* start Working data *
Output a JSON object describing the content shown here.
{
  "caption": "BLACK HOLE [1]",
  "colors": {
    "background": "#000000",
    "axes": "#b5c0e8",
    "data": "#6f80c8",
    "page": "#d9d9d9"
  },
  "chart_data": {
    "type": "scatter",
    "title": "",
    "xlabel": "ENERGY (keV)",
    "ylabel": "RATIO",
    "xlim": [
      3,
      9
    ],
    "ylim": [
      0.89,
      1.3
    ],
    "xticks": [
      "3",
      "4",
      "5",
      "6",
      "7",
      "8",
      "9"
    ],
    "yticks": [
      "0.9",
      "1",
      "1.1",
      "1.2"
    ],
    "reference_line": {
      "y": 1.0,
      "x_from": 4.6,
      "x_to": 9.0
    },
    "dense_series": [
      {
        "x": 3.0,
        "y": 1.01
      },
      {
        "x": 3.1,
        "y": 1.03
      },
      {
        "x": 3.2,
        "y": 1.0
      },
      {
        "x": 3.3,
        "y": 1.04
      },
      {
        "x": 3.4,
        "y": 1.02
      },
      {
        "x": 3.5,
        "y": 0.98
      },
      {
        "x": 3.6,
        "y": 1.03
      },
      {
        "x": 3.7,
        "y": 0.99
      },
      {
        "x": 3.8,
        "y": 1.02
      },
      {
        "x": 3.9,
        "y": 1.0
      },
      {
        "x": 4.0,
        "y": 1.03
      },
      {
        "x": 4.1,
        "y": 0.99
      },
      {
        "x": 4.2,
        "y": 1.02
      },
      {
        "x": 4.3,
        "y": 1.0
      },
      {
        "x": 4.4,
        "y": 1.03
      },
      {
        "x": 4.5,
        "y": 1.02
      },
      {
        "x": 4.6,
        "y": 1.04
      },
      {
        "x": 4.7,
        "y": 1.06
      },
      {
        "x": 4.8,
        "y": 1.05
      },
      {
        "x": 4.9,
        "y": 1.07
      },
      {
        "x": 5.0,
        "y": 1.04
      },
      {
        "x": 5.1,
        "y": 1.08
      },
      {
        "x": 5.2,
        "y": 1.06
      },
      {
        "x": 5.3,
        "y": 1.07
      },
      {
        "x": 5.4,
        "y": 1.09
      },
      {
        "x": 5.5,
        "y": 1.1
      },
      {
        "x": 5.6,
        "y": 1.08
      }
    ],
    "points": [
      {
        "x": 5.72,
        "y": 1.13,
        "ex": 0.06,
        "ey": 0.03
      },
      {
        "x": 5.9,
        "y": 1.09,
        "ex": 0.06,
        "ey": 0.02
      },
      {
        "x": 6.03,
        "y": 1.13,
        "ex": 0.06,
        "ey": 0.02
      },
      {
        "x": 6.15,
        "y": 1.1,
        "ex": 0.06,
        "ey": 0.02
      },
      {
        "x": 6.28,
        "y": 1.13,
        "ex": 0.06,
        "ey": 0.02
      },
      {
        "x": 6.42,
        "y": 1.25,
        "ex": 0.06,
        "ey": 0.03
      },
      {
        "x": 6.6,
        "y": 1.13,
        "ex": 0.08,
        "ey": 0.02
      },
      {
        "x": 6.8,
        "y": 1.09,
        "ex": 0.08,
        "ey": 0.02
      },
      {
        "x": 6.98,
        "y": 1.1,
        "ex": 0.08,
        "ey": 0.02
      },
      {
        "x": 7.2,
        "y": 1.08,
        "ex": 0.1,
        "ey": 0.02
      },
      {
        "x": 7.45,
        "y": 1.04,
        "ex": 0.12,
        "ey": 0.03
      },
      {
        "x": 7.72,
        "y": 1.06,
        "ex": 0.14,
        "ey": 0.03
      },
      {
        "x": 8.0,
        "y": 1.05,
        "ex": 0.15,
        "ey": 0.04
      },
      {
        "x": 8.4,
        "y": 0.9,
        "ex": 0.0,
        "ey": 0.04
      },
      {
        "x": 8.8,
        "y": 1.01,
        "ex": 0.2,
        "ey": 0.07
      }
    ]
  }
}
* end Working data *
- Instructions for the task: Give back the data above exactly as it appears.

- Correct result:
Output a JSON object describing the content shown here.
{
  "caption": "BLACK HOLE [1]",
  "colors": {
    "background": "#000000",
    "axes": "#b5c0e8",
    "data": "#6f80c8",
    "page": "#d9d9d9"
  },
  "chart_data": {
    "type": "scatter",
    "title": "",
    "xlabel": "ENERGY (keV)",
    "ylabel": "RATIO",
    "xlim": [
      3,
      9
    ],
    "ylim": [
      0.89,
      1.3
    ],
    "xticks": [
      "3",
      "4",
      "5",
      "6",
      "7",
      "8",
      "9"
    ],
    "yticks": [
      "0.9",
      "1",
      "1.1",
      "1.2"
    ],
    "reference_line": {
      "y": 1.0,
      "x_from": 4.6,
      "x_to": 9.0
    },
    "dense_series": [
      {
        "x": 3.0,
        "y": 1.01
      },
      {
        "x": 3.1,
        "y": 1.03
      },
      {
        "x": 3.2,
        "y": 1.0
      },
      {
        "x": 3.3,
        "y": 1.04
      },
      {
        "x": 3.4,
        "y": 1.02
      },
      {
        "x": 3.5,
        "y": 0.98
      },
      {
        "x": 3.6,
        "y": 1.03
      },
      {
        "x": 3.7,
        "y": 0.99
      },
      {
        "x": 3.8,
        "y": 1.02
      },
      {
        "x": 3.9,
        "y": 1.0
      },
      {
        "x": 4.0,
        "y": 1.03
      },
      {
        "x": 4.1,
        "y": 0.99
      },
      {
        "x": 4.2,
        "y": 1.02
      },
      {
        "x": 4.3,
        "y": 1.0
      },
      {
        "x": 4.4,
        "y": 1.03
      },
      {
        "x": 4.5,
        "y": 1.02
      },
      {
        "x": 4.6,
        "y": 1.04
      },
      {
        "x": 4.7,
        "y": 1.06
      },
      {
        "x": 4.8,
        "y": 1.05
      },
      {
        "x": 4.9,
        "y": 1.07
      },
      {
        "x": 5.0,
        "y": 1.04
      },
      {
        "x": 5.1,
        "y": 1.08
      },
      {
        "x": 5.2,
        "y": 1.06
      },
      {
        "x": 5.3,
        "y": 1.07
      },
      {
        "x": 5.4,
        "y": 1.09
      },
      {
        "x": 5.5,
        "y": 1.1
      },
      {
        "x": 5.6,
        "y": 1.08
      }
    ],
    "points": [
      {
        "x": 5.72,
        "y": 1.13,
        "ex": 0.06,
        "ey": 0.03
      },
      {
        "x": 5.9,
        "y": 1.09,
        "ex": 0.06,
        "ey": 0.02
      },
      {
        "x": 6.03,
        "y": 1.13,
        "ex": 0.06,
        "ey": 0.02
      },
      {
        "x": 6.15,
        "y": 1.1,
        "ex": 0.06,
        "ey": 0.02
      },
      {
        "x": 6.28,
        "y": 1.13,
        "ex": 0.06,
        "ey": 0.02
      },
      {
        "x": 6.42,
        "y": 1.25,
        "ex": 0.06,
        "ey": 0.03
      },
      {
        "x": 6.6,
        "y": 1.13,
        "ex": 0.08,
        "ey": 0.02
      },
      {
        "x": 6.8,
        "y": 1.09,
        "ex": 0.08,
        "ey": 0.02
      },
      {
        "x": 6.98,
        "y": 1.1,
        "ex": 0.08,
        "ey": 0.02
      },
      {
        "x": 7.2,
        "y": 1.08,
        "ex": 0.1,
        "ey": 0.02
      },
      {
        "x": 7.45,
        "y": 1.04,
        "ex": 0.12,
        "ey": 0.03
      },
      {
        "x": 7.72,
        "y": 1.06,
        "ex": 0.14,
        "ey": 0.03
      },
      {
        "x": 8.0,
        "y": 1.05,
        "ex": 0.15,
        "ey": 0.04
      },
      {
        "x": 8.4,
        "y": 0.9,
        "ex": 0.0,
        "ey": 0.04
      },
      {
        "x": 8.8,
        "y": 1.01,
        "ex": 0.2,
        "ey": 0.07
      }
    ]
  }
}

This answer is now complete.